Print every line of the listing exactly, please.
-------- Source records --------
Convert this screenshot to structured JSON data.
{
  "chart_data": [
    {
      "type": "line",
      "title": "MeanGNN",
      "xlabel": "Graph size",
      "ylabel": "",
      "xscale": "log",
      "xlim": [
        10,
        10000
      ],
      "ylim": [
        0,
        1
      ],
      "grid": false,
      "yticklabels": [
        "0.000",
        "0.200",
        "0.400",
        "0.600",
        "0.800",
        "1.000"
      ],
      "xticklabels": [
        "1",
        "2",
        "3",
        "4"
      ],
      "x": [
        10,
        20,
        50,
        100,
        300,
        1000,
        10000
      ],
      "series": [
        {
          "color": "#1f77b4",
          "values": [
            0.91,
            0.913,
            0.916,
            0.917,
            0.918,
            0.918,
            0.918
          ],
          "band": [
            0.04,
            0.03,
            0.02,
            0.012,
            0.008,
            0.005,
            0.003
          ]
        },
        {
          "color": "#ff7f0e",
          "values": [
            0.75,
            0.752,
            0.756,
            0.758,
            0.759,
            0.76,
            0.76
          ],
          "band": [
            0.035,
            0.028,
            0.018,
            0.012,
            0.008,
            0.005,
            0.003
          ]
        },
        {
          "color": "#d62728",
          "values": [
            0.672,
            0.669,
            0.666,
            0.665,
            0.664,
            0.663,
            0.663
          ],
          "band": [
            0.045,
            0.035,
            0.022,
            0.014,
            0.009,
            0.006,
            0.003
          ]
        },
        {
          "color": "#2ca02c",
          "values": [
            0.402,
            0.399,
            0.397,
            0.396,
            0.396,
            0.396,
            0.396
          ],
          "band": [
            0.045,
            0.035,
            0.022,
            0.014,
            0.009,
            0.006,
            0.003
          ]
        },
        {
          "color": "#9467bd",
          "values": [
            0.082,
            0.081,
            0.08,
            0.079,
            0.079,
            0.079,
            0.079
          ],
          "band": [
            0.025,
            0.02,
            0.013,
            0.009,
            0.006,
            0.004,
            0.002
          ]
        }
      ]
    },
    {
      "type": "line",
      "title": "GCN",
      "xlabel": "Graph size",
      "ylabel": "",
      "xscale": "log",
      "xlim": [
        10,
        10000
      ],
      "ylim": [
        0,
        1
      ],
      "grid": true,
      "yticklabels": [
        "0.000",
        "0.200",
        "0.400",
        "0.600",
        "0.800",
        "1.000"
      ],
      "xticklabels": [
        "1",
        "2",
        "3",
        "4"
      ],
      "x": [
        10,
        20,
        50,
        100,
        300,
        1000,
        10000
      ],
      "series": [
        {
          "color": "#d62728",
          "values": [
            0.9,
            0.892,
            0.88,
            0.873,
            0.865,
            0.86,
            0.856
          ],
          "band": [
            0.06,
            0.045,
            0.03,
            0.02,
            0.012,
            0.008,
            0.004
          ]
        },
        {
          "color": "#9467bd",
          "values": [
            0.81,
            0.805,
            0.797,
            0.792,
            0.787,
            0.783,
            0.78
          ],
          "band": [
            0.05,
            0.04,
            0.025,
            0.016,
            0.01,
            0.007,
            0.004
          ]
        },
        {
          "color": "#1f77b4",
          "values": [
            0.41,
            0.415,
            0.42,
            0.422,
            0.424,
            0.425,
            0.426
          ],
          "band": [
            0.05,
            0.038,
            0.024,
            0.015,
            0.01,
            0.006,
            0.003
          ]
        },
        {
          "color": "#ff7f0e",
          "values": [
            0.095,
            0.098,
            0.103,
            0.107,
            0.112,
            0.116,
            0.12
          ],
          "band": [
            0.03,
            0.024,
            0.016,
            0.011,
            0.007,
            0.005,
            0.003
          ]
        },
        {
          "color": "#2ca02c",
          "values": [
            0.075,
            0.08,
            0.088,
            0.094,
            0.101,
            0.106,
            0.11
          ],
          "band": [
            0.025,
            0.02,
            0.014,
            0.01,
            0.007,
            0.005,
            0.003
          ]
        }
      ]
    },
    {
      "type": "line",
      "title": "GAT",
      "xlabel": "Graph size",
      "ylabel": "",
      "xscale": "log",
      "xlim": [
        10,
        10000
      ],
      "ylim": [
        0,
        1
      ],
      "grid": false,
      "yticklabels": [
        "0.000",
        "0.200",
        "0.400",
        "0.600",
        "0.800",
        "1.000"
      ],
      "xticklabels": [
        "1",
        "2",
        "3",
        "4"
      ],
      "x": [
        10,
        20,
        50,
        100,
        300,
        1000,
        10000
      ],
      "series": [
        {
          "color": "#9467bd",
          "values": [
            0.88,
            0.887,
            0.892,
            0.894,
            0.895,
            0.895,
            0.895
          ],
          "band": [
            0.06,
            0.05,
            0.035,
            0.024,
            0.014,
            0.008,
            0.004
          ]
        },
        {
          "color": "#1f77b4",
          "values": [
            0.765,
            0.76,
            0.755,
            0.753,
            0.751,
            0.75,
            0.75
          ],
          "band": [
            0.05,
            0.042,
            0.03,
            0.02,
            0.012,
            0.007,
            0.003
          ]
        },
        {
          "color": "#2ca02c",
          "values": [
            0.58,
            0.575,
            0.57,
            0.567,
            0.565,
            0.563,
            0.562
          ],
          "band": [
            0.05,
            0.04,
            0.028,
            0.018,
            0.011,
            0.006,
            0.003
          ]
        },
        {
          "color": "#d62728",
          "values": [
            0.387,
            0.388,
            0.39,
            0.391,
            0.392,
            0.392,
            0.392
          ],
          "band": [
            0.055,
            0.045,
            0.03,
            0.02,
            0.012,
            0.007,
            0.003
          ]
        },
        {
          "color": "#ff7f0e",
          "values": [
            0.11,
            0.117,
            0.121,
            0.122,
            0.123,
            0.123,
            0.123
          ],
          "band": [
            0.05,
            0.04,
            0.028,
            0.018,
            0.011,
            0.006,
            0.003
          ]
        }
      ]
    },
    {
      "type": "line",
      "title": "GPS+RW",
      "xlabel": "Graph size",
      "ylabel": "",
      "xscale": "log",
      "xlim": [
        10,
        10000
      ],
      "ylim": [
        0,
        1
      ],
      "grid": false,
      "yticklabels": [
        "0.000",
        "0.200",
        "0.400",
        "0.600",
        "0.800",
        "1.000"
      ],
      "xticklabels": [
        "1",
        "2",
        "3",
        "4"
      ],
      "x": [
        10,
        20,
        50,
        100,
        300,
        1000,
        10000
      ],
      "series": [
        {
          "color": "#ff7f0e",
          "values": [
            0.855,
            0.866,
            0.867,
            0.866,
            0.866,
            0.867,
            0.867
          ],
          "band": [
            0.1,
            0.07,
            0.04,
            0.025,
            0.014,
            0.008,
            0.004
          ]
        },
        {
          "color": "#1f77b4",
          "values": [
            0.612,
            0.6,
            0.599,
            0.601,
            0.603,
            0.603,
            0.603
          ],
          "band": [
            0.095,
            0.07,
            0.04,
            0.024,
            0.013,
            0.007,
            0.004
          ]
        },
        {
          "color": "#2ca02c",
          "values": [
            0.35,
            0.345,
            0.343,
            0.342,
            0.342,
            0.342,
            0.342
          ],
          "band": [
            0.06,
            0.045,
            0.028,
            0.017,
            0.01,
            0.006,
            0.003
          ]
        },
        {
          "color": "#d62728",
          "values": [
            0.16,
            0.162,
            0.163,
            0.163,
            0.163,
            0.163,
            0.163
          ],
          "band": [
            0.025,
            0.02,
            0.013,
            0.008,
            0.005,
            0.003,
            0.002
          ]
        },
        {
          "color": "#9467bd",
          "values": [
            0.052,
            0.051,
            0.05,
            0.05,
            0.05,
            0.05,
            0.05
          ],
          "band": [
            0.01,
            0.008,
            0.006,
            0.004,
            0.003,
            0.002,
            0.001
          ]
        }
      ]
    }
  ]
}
--------
* Correct result:
Convert this screenshot to structured JSON data.
{
  "chart_data": [
    {
      "type": "line",
      "title": "MeanGNN",
      "xlabel": "Graph size",
      "ylabel": "",
      "xscale": "log",
      "xlim": [
        10,
        10000
      ],
      "ylim": [
        0,
        1
      ],
      "grid": false,
      "yticklabels": [
        "0.000",
        "0.200",
        "0.400",
        "0.600",
        "0.800",
        "1.000"
      ],
      "xticklabels": [
        "1",
        "2",
        "3",
        "4"
      ],
      "x": [
        10,
        20,
        50,
        100,
        300,
        1000,
        10000
      ],
      "series": [
        {
          "color": "#1f77b4",
          "values": [
            0.91,
            0.913,
            0.916,
            0.917,
            0.918,
            0.918,
            0.918
          ],
          "band": [
            0.04,
            0.03,
            0.02,
            0.012,
            0.008,
            0.005,
            0.003
          ]
        },
        {
          "color": "#ff7f0e",
          "values": [
            0.75,
            0.752,
            0.756,
            0.758,
            0.759,
            0.76,
            0.76
          ],
          "band": [
            0.035,
            0.028,
            0.018,
            0.012,
            0.008,
            0.005,
            0.003
          ]
        },
        {
          "color": "#d62728",
          "values": [
            0.672,
            0.669,
            0.666,
            0.665,
            0.664,
            0.663,
            0.663
          ],
          "band": [
            0.045,
            0.035,
            0.022,
            0.014,
            0.009,
            0.006,
            0.003
          ]
        },
        {
          "color": "#2ca02c",
          "values": [
            0.402,
            0.399,
            0.397,
            0.396,
            0.396,
            0.396,
            0.396
          ],
          "band": [
            0.045,
            0.035,
            0.022,
            0.014,
            0.009,
            0.006,
            0.003
          ]
        },
        {
          "color": "#9467bd",
          "values": [
            0.082,
            0.081,
            0.08,
            0.079,
            0.079,
            0.079,
            0.079
          ],
          "band": [
            0.025,
            0.02,
            0.013,
            0.009,
            0.006,
            0.004,
            0.002
          ]
        }
      ]
    },
    {
      "type": "line",
      "title": "GCN",
      "xlabel": "Graph size",
      "ylabel": "",
      "xscale": "log",
      "xlim": [
        10,
        10000
      ],
      "ylim": [
        0,
        1
      ],
      "grid": true,
      "yticklabels": [
        "0.000",
        "0.200",
        "0.400",
        "0.600",
        "0.800",
        "1.000"
      ],
      "xticklabels": [
        "1",
        "2",
        "3",
        "4"
      ],
      "x": [
        10,
        20,
        50,
        100,
        300,
        1000,
        10000
      ],
      "series": [
        {
          "color": "#d62728",
          "values": [
            0.9,
            0.892,
            0.88,
            0.873,
            0.865,
            0.86,
            0.856
          ],
          "band": [
            0.06,
            0.045,
            0.03,
            0.02,
            0.012,
            0.008,
            0.004
          ]
        },
        {
          "color": "#9467bd",
          "values": [
            0.81,
            0.805,
            0.797,
            0.792,
            0.787,
            0.783,
            0.78
          ],
          "band": [
            0.05,
            0.04,
            0.025,
            0.016,
            0.01,
            0.007,
            0.004
          ]
        },
        {
          "color": "#1f77b4",
          "values": [
            0.41,
            0.415,
            0.42,
            0.422,
            0.424,
            0.425,
            0.426
          ],
          "band": [
            0.05,
            0.038,
            0.024,
            0.015,
            0.01,
            0.006,
            0.003
          ]
        },
        {
          "color": "#ff7f0e",
          "values": [
            0.095,
            0.098,
            0.103,
            0.107,
            0.112,
            0.116,
            0.12
          ],
          "band": [
            0.03,
            0.024,
            0.016,
            0.011,
            0.007,
            0.005,
            0.003
          ]
        },
        {
          "color": "#2ca02c",
          "values": [
            0.075,
            0.08,
            0.088,
            0.094,
            0.101,
            0.106,
            0.11
          ],
          "band": [
            0.025,
            0.02,
            0.014,
            0.01,
            0.007,
            0.005,
            0.003
          ]
        }
      ]
    },
    {
      "type": "line",
      "title": "GAT",
      "xlabel": "Graph size",
      "ylabel": "",
      "xscale": "log",
      "xlim": [
        10,
        10000
      ],
      "ylim": [
        0,
        1
      ],
      "grid": false,
      "yticklabels": [
        "0.000",
        "0.200",
        "0.400",
        "0.600",
        "0.800",
        "1.000"
      ],
      "xticklabels": [
        "1",
        "2",
        "3",
        "4"
      ],
      "x": [
        10,
        20,
        50,
        100,
        300,
        1000,
        10000
      ],
      "series": [
        {
          "color": "#9467bd",
          "values": [
            0.88,
            0.887,
            0.892,
            0.894,
            0.895,
            0.895,
            0.895
          ],
          "band": [
            0.06,
            0.05,
            0.035,
            0.024,
            0.014,
            0.008,
            0.004
          ]
        },
        {
          "color": "#1f77b4",
          "values": [
            0.765,
            0.76,
            0.755,
            0.753,
            0.751,
            0.75,
            0.75
          ],
          "band": [
            0.05,
            0.042,
            0.03,
            0.02,
            0.012,
            0.007,
            0.003
          ]
        },
        {
          "color": "#2ca02c",
          "values": [
            0.58,
            0.575,
            0.57,
            0.567,
            0.565,
            0.563,
            0.562
          ],
          "band": [
            0.05,
            0.04,
            0.028,
            0.018,
            0.011,
            0.006,
            0.003
          ]
        },
        {
          "color": "#d62728",
          "values": [
            0.387,
            0.388,
            0.39,
            0.391,
            0.392,
            0.392,
            0.392
          ],
          "band": [
            0.055,
            0.045,
            0.03,
            0.02,
            0.012,
            0.007,
            0.003
          ]
        },
        {
          "color": "#ff7f0e",
          "values": [
            0.11,
            0.117,
            0.121,
            0.122,
            0.123,
            0.123,
            0.123
          ],
          "band": [
            0.05,
            0.04,
            0.028,
            0.018,
            0.011,
            0.006,
            0.003
          ]
        }
      ]
    },
    {
      "type": "line",
      "title": "GPS+RW",
      "xlabel": "Graph size",
      "ylabel": "",
      "xscale": "log",
      "xlim": [
        10,
        10000
      ],
      "ylim": [
        0,
        1
      ],
      "grid": false,
      "yticklabels": [
        "0.000",
        "0.200",
        "0.400",
        "0.600",
        "0.800",
        "1.000"
      ],
      "xticklabels": [
        "1",
        "2",
        "3",
        "4"
      ],
      "x": [
        10,
        20,
        50,
        100,
        300,
        1000,
        10000
      ],
      "series": [
        {
          "color": "#ff7f0e",
          "values": [
            0.855,
            0.866,
            0.867,
            0.866,
            0.866,
            0.867,
            0.867
          ],
          "band": [
            0.1,
            0.07,
            0.04,
            0.025,
            0.014,
            0.008,
            0.004
          ]
        },
        {
          "color": "#1f77b4",
          "values": [
            0.612,
            0.6,
            0.599,
            0.601,
            0.603,
            0.603,
            0.603
          ],
          "band": [
            0.095,
            0.07,
            0.04,
            0.024,
            0.013,
            0.007,
            0.004
          ]
        },
        {
          "color": "#2ca02c",
          "values": [
            0.35,
            0.345,
            0.343,
            0.342,
            0.342,
            0.342,
            0.342
          ],
          "band": [
            0.06,
            0.045,
            0.028,
            0.017,
            0.01,
            0.006,
            0.003
          ]
        },
        {
          "color": "#d62728",
          "values": [
            0.16,
            0.162,
            0.163,
            0.163,
            0.163,
            0.163,
            0.163
          ],
          "band": [
            0.025,
            0.02,
            0.013,
            0.008,
            0.005,
            0.003,
            0.002
          ]
        },
        {
          "color": "#9467bd",
          "values": [
            0.052,
            0.051,
            0.05,
            0.05,
            0.05,
            0.05,
            0.05
          ],
          "band": [
            0.01,
            0.008,
            0.006,
            0.004,
            0.003,
            0.002,
            0.001
          ]
        }
      ]
    }
  ]
}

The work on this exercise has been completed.